> YOUR INSTRUCTIONS
Each entry that follows must be output without any deviation.
------------------------------------------------------------
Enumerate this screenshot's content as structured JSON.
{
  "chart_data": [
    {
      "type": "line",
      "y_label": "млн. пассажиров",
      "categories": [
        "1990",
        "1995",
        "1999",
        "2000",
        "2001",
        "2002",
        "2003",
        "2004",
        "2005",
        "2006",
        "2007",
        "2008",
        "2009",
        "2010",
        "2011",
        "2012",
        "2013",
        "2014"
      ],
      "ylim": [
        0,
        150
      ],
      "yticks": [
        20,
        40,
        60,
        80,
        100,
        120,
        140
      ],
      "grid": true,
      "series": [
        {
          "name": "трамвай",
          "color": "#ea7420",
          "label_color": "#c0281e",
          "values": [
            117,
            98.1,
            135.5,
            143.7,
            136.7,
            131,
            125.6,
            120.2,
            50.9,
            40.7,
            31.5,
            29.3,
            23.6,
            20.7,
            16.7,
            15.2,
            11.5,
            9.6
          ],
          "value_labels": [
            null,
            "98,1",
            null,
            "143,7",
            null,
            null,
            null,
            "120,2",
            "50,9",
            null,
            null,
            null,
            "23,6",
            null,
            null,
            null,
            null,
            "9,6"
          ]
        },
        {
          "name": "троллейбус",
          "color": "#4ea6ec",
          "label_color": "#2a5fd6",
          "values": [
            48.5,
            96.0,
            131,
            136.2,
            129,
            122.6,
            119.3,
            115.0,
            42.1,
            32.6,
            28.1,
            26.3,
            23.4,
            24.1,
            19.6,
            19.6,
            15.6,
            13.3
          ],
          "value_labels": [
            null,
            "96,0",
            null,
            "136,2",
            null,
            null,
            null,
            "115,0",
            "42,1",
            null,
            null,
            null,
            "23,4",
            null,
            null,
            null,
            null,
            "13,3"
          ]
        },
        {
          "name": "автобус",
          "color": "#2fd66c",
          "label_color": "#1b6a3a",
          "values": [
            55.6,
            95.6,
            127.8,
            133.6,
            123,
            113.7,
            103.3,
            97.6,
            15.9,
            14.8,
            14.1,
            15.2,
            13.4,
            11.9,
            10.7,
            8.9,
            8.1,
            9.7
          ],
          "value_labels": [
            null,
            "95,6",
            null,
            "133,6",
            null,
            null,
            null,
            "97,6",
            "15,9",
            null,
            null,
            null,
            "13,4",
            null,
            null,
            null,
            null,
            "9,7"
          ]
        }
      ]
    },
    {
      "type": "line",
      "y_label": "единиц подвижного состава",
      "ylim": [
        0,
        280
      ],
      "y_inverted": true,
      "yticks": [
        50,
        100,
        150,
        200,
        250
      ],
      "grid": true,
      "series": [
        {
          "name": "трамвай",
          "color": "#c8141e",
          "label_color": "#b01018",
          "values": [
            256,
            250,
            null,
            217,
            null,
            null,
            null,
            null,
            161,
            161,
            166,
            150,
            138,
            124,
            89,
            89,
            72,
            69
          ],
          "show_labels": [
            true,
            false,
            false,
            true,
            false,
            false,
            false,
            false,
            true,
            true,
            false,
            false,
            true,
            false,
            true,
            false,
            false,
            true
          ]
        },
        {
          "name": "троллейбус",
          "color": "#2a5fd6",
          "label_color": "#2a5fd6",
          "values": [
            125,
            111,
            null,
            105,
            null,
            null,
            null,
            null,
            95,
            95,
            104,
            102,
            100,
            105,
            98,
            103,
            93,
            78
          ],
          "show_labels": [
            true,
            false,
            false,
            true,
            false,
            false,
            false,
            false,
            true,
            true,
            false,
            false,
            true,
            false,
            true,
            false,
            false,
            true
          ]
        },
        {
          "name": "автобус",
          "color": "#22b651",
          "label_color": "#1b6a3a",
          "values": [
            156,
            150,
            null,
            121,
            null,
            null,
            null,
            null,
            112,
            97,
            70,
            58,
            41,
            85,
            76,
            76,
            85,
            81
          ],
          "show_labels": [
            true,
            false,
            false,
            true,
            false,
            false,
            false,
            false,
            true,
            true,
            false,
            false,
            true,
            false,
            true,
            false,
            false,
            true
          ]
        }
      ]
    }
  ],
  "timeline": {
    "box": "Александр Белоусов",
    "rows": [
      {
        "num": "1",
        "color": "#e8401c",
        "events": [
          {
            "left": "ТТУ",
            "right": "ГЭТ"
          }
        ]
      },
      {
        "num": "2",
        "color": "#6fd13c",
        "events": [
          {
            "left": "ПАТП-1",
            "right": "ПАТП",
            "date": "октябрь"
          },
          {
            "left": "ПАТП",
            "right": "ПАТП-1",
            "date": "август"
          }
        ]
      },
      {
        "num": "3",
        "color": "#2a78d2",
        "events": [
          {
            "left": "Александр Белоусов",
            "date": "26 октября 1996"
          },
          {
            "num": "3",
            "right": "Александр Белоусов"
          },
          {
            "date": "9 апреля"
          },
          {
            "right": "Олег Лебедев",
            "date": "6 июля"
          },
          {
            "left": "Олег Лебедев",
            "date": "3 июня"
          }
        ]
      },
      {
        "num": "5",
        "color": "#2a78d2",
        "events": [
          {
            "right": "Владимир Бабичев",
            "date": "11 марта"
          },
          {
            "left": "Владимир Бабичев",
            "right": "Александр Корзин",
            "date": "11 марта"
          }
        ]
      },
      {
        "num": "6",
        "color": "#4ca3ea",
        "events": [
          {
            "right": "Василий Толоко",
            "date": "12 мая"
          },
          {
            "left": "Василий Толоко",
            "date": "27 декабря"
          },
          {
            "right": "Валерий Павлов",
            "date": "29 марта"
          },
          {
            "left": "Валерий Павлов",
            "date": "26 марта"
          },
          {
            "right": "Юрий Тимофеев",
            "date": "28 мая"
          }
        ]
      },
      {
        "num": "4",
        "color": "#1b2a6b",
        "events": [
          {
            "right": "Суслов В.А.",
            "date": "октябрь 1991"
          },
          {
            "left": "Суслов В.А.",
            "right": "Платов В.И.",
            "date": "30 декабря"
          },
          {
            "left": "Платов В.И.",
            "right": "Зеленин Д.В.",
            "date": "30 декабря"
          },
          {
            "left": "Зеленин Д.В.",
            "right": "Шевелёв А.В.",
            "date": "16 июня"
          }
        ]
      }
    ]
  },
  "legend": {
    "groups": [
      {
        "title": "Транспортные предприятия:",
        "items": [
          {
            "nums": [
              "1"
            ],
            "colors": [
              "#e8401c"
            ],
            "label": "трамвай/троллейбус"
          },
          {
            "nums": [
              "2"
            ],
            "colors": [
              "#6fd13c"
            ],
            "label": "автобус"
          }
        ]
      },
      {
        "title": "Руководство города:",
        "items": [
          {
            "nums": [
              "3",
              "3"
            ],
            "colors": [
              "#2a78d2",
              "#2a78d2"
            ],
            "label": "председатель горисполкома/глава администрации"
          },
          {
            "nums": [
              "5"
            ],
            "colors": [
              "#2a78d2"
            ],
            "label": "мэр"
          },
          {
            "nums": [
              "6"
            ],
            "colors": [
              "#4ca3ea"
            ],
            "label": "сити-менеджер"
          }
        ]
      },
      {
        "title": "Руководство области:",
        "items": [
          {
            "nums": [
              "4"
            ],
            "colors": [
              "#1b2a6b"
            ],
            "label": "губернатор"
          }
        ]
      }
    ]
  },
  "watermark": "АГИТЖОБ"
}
------------------------------------------------------------
> OUTPUT BELOW
Enumerate this screenshot's content as structured JSON.
{
  "chart_data": [
    {
      "type": "line",
      "y_label": "млн. пассажиров",
      "categories": [
        "1990",
        "1995",
        "1999",
        "2000",
        "2001",
        "2002",
        "2003",
        "2004",
        "2005",
        "2006",
        "2007",
        "2008",
        "2009",
        "2010",
        "2011",
        "2012",
        "2013",
        "2014"
      ],
      "ylim": [
        0,
        150
      ],
      "yticks": [
        20,
        40,
        60,
        80,
        100,
        120,
        140
      ],
      "grid": true,
      "series": [
        {
          "name": "трамвай",
          "color": "#ea7420",
          "label_color": "#c0281e",
          "values": [
            117,
            98.1,
            135.5,
            143.7,
            136.7,
            131,
            125.6,
            120.2,
            50.9,
            40.7,
            31.5,
            29.3,
            23.6,
            20.7,
            16.7,
            15.2,
            11.5,
            9.6
          ],
          "value_labels": [
            null,
            "98,1",
            null,
            "143,7",
            null,
            null,
            null,
            "120,2",
            "50,9",
            null,
            null,
            null,
            "23,6",
            null,
            null,
            null,
            null,
            "9,6"
          ]
        },
        {
          "name": "троллейбус",
          "color": "#4ea6ec",
          "label_color": "#2a5fd6",
          "values": [
            48.5,
            96.0,
            131,
            136.2,
            129,
            122.6,
            119.3,
            115.0,
            42.1,
            32.6,
            28.1,
            26.3,
            23.4,
            24.1,
            19.6,
            19.6,
            15.6,
            13.3
          ],
          "value_labels": [
            null,
            "96,0",
            null,
            "136,2",
            null,
            null,
            null,
            "115,0",
            "42,1",
            null,
            null,
            null,
            "23,4",
            null,
            null,
            null,
            null,
            "13,3"
          ]
        },
        {
          "name": "автобус",
          "color": "#2fd66c",
          "label_color": "#1b6a3a",
          "values": [
            55.6,
            95.6,
            127.8,
            133.6,
            123,
            113.7,
            103.3,
            97.6,
            15.9,
            14.8,
            14.1,
            15.2,
            13.4,
            11.9,
            10.7,
            8.9,
            8.1,
            9.7
          ],
          "value_labels": [
            null,
            "95,6",
            null,
            "133,6",
            null,
            null,
            null,
            "97,6",
            "15,9",
            null,
            null,
            null,
            "13,4",
            null,
            null,
            null,
            null,
            "9,7"
          ]
        }
      ]
    },
    {
      "type": "line",
      "y_label": "единиц подвижного состава",
      "ylim": [
        0,
        280
      ],
      "y_inverted": true,
      "yticks": [
        50,
        100,
        150,
        200,
        250
      ],
      "grid": true,
      "series": [
        {
          "name": "трамвай",
          "color": "#c8141e",
          "label_color": "#b01018",
          "values": [
            256,
            250,
            null,
            217,
            null,
            null,
            null,
            null,
            161,
            161,
            166,
            150,
            138,
            124,
            89,
            89,
            72,
            69
          ],
          "show_labels": [
            true,
            false,
            false,
            true,
            false,
            false,
            false,
            false,
            true,
            true,
            false,
            false,
            true,
            false,
            true,
            false,
            false,
            true
          ]
        },
        {
          "name": "троллейбус",
          "color": "#2a5fd6",
          "label_color": "#2a5fd6",
          "values": [
            125,
            111,
            null,
            105,
            null,
            null,
            null,
            null,
            95,
            95,
            104,
            102,
            100,
            105,
            98,
            103,
            93,
            78
          ],
          "show_labels": [
            true,
            false,
            false,
            true,
            false,
            false,
            false,
            false,
            true,
            true,
            false,
            false,
            true,
            false,
            true,
            false,
            false,
            true
          ]
        },
        {
          "name": "автобус",
          "color": "#22b651",
          "label_color": "#1b6a3a",
          "values": [
            156,
            150,
            null,
            121,
            null,
            null,
            null,
            null,
            112,
            97,
            70,
            58,
            41,
            85,
            76,
            76,
            85,
            81
          ],
          "show_labels": [
            true,
            false,
            false,
            true,
            false,
            false,
            false,
            false,
            true,
            true,
            false,
            false,
            true,
            false,
            true,
            false,
            false,
            true
          ]
        }
      ]
    }
  ],
  "timeline": {
    "box": "Александр Белоусов",
    "rows": [
      {
        "num": "1",
        "color": "#e8401c",
        "events": [
          {
            "left": "ТТУ",
            "right": "ГЭТ"
          }
        ]
      },
      {
        "num": "2",
        "color": "#6fd13c",
        "events": [
          {
            "left": "ПАТП-1",
            "right": "ПАТП",
            "date": "октябрь"
          },
          {
            "left": "ПАТП",
            "right": "ПАТП-1",
            "date": "август"
          }
        ]
      },
      {
        "num": "3",
        "color": "#2a78d2",
        "events": [
          {
            "left": "Александр Белоусов",
            "date": "26 октября 1996"
          },
          {
            "num": "3",
            "right": "Александр Белоусов"
          },
          {
            "date": "9 апреля"
          },
          {
            "right": "Олег Лебедев",
            "date": "6 июля"
          },
          {
            "left": "Олег Лебедев",
            "date": "3 июня"
          }
        ]
      },
      {
        "num": "5",
        "color": "#2a78d2",
        "events": [
          {
            "right": "Владимир Бабичев",
            "date": "11 марта"
          },
          {
            "left": "Владимир Бабичев",
            "right": "Александр Корзин",
            "date": "11 марта"
          }
        ]
      },
      {
        "num": "6",
        "color": "#4ca3ea",
        "events": [
          {
            "right": "Василий Толоко",
            "date": "12 мая"
          },
          {
            "left": "Василий Толоко",
            "date": "27 декабря"
          },
          {
            "right": "Валерий Павлов",
            "date": "29 марта"
          },
          {
            "left": "Валерий Павлов",
            "date": "26 марта"
          },
          {
            "right": "Юрий Тимофеев",
            "date": "28 мая"
          }
        ]
      },
      {
        "num": "4",
        "color": "#1b2a6b",
        "events": [
          {
            "right": "Суслов В.А.",
            "date": "октябрь 1991"
          },
          {
            "left": "Суслов В.А.",
            "right": "Платов В.И.",
            "date": "30 декабря"
          },
          {
            "left": "Платов В.И.",
            "right": "Зеленин Д.В.",
            "date": "30 декабря"
          },
          {
            "left": "Зеленин Д.В.",
            "right": "Шевелёв А.В.",
            "date": "16 июня"
          }
        ]
      }
    ]
  },
  "legend": {
    "groups": [
      {
        "title": "Транспортные предприятия:",
        "items": [
          {
            "nums": [
              "1"
            ],
            "colors": [
              "#e8401c"
            ],
            "label": "трамвай/троллейбус"
          },
          {
            "nums": [
              "2"
            ],
            "colors": [
              "#6fd13c"
            ],
            "label": "автобус"
          }
        ]
      },
      {
        "title": "Руководство города:",
        "items": [
          {
            "nums": [
              "3",
              "3"
            ],
            "colors": [
              "#2a78d2",
              "#2a78d2"
            ],
            "label": "председатель горисполкома/глава администрации"
          },
          {
            "nums": [
              "5"
            ],
            "colors": [
              "#2a78d2"
            ],
            "label": "мэр"
          },
          {
            "nums": [
              "6"
            ],
            "colors": [
              "#4ca3ea"
            ],
            "label": "сити-менеджер"
          }
        ]
      },
      {
        "title": "Руководство области:",
        "items": [
          {
            "nums": [
              "4"
            ],
            "colors": [
              "#1b2a6b"
            ],
            "label": "губернатор"
          }
        ]
      }
    ]
  },
  "watermark": "АГИТЖОБ"
}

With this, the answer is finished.